Problem description
Go through the entries below and write each one out exactly.

Provided entries

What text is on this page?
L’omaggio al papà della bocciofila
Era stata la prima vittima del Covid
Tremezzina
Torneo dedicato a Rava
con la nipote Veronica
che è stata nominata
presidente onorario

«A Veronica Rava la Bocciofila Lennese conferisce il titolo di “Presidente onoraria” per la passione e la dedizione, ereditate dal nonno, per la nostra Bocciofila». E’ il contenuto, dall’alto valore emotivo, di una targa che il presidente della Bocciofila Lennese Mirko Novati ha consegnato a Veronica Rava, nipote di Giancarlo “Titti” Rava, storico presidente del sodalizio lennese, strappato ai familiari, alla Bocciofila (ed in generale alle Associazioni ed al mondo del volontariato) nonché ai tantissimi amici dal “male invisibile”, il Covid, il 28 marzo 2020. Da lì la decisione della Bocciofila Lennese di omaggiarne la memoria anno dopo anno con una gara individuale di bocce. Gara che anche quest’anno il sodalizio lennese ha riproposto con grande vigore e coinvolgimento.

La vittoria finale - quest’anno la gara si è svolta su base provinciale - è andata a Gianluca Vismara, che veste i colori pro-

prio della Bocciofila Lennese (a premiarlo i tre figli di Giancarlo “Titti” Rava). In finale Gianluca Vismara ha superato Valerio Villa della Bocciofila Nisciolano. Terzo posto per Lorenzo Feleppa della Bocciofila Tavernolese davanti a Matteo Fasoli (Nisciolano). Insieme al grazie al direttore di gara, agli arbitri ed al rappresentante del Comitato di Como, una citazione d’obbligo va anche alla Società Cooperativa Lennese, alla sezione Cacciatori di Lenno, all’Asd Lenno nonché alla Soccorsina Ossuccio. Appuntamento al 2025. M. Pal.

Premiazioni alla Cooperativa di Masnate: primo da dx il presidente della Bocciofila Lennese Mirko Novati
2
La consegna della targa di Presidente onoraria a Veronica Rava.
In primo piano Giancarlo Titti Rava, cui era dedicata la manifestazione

Solution to the exercise
What text is on this page?
L’omaggio al papà della bocciofila
Era stata la prima vittima del Covid
Tremezzina
Torneo dedicato a Rava
con la nipote Veronica
che è stata nominata
presidente onorario

«A Veronica Rava la Bocciofila Lennese conferisce il titolo di “Presidente onoraria” per la passione e la dedizione, ereditate dal nonno, per la nostra Bocciofila». E’ il contenuto, dall’alto valore emotivo, di una targa che il presidente della Bocciofila Lennese Mirko Novati ha consegnato a Veronica Rava, nipote di Giancarlo “Titti” Rava, storico presidente del sodalizio lennese, strappato ai familiari, alla Bocciofila (ed in generale alle Associazioni ed al mondo del volontariato) nonché ai tantissimi amici dal “male invisibile”, il Covid, il 28 marzo 2020. Da lì la decisione della Bocciofila Lennese di omaggiarne la memoria anno dopo anno con una gara individuale di bocce. Gara che anche quest’anno il sodalizio lennese ha riproposto con grande vigore e coinvolgimento.

La vittoria finale - quest’anno la gara si è svolta su base provinciale - è andata a Gianluca Vismara, che veste i colori pro-

prio della Bocciofila Lennese (a premiarlo i tre figli di Giancarlo “Titti” Rava). In finale Gianluca Vismara ha superato Valerio Villa della Bocciofila Nisciolano. Terzo posto per Lorenzo Feleppa della Bocciofila Tavernolese davanti a Matteo Fasoli (Nisciolano). Insieme al grazie al direttore di gara, agli arbitri ed al rappresentante del Comitato di Como, una citazione d’obbligo va anche alla Società Cooperativa Lennese, alla sezione Cacciatori di Lenno, all’Asd Lenno nonché alla Soccorsina Ossuccio. Appuntamento al 2025. M. Pal.

Premiazioni alla Cooperativa di Masnate: primo da dx il presidente della Bocciofila Lennese Mirko Novati
2
La consegna della targa di Presidente onoraria a Veronica Rava.
In primo piano Giancarlo Titti Rava, cui era dedicata la manifestazione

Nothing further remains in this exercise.